TO DO: Return each line that holds the word "Evidence".

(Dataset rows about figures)

--*--

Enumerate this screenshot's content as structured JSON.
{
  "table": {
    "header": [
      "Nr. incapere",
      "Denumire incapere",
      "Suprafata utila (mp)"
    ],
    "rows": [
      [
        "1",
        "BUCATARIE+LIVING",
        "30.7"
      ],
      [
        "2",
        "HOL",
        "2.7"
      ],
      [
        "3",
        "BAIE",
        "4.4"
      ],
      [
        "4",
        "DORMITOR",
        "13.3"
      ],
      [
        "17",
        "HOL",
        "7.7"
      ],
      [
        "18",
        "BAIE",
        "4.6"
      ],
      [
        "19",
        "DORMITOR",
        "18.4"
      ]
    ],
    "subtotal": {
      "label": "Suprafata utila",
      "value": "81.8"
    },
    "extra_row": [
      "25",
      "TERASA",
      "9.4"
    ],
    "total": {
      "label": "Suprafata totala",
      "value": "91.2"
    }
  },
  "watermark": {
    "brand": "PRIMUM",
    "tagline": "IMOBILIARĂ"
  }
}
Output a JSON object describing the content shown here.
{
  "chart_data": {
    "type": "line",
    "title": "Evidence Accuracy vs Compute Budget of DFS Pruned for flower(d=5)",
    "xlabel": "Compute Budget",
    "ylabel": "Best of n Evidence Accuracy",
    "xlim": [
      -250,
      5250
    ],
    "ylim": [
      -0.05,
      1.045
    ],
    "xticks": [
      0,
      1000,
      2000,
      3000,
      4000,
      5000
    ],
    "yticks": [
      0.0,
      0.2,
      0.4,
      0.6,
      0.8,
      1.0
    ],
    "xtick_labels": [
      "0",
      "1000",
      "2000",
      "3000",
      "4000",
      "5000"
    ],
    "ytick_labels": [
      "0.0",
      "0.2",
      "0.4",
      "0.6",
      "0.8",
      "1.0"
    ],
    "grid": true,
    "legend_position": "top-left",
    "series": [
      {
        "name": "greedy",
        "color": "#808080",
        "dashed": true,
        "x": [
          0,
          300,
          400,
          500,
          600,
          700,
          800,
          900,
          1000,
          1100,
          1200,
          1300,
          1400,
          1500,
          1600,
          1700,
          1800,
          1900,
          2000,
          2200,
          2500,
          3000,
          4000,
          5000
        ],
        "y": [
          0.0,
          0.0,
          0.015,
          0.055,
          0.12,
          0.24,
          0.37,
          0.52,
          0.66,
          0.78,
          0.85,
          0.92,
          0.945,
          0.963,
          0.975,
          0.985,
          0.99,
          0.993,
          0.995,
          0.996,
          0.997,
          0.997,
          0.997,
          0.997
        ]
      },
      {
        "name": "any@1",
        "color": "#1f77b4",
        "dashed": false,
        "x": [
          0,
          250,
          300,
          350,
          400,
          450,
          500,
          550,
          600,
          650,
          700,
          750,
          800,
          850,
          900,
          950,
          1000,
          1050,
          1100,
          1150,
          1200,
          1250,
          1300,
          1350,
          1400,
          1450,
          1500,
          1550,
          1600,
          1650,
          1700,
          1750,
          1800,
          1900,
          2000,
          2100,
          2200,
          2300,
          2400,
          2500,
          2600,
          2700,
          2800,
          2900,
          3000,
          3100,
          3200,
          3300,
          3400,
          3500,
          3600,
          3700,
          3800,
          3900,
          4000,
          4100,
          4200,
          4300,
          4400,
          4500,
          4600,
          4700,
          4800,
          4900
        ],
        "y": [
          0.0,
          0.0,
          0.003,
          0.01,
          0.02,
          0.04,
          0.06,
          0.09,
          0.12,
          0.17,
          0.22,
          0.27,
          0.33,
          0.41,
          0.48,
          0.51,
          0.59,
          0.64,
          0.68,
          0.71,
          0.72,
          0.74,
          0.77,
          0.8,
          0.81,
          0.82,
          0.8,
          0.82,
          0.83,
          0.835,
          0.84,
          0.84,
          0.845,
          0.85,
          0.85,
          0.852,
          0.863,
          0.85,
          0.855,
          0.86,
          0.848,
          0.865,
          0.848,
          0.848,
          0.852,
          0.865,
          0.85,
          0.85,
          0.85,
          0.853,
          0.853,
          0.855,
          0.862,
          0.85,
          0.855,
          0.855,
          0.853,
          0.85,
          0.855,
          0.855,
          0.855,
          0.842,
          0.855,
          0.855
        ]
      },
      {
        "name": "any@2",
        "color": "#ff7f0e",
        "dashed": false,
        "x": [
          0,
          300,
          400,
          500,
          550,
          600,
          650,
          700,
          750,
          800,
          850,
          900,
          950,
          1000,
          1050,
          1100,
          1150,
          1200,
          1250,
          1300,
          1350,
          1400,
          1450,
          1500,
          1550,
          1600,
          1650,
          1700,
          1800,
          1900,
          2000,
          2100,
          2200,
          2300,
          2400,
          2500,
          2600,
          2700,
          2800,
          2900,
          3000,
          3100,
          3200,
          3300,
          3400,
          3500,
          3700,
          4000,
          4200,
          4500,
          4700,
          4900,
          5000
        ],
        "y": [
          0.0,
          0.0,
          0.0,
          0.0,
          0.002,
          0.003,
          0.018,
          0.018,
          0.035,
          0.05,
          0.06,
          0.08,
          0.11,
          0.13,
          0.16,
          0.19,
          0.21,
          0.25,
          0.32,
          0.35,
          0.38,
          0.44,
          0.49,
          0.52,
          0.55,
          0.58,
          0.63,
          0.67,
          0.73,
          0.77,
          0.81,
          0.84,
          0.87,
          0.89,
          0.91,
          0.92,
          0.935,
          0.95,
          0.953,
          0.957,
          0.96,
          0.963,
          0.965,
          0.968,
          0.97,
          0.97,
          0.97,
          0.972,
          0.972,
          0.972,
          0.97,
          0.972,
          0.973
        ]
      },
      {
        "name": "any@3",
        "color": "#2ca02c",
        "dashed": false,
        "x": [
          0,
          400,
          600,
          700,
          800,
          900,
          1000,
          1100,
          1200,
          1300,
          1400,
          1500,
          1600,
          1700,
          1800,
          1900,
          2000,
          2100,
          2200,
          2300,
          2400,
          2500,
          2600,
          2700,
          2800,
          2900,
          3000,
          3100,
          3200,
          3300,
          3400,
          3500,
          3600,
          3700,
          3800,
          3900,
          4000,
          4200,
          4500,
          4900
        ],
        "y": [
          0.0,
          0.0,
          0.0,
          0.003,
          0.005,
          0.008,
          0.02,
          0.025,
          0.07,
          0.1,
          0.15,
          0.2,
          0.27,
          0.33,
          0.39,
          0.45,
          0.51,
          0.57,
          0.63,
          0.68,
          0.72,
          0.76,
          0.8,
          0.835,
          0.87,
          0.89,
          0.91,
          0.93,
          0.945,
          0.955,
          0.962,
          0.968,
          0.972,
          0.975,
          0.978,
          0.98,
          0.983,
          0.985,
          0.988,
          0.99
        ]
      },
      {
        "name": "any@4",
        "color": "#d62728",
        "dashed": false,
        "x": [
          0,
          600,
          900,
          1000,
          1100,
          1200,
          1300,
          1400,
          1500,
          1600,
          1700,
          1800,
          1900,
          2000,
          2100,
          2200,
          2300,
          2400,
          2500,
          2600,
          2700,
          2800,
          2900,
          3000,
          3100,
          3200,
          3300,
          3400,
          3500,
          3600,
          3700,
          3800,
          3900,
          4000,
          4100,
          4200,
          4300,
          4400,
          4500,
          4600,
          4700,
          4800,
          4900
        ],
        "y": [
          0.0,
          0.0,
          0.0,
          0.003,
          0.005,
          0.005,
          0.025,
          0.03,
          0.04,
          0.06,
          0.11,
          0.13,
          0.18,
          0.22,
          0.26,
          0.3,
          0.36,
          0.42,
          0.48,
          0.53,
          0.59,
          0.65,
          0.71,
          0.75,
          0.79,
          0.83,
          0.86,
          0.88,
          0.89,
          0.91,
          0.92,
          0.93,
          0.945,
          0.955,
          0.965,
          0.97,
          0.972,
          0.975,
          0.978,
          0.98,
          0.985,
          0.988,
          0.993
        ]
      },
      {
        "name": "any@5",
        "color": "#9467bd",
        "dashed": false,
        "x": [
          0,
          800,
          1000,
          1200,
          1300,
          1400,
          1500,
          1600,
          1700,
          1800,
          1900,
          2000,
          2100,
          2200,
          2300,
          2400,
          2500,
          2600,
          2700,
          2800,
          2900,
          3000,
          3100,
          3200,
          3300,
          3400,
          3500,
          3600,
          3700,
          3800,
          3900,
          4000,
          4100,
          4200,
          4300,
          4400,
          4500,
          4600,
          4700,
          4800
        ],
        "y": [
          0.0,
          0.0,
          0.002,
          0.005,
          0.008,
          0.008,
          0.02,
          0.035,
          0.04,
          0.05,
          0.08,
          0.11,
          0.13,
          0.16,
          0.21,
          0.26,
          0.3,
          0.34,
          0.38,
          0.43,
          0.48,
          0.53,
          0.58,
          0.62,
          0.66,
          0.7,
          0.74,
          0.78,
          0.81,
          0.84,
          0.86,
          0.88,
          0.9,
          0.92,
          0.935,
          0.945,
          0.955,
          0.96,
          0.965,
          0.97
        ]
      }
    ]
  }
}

--*--

RESULT OF THIS TASK:
    "title": "Evidence Accuracy vs Compute Budget of DFS Pruned for flower(d=5)",
    "ylabel": "Best of n Evidence Accuracy",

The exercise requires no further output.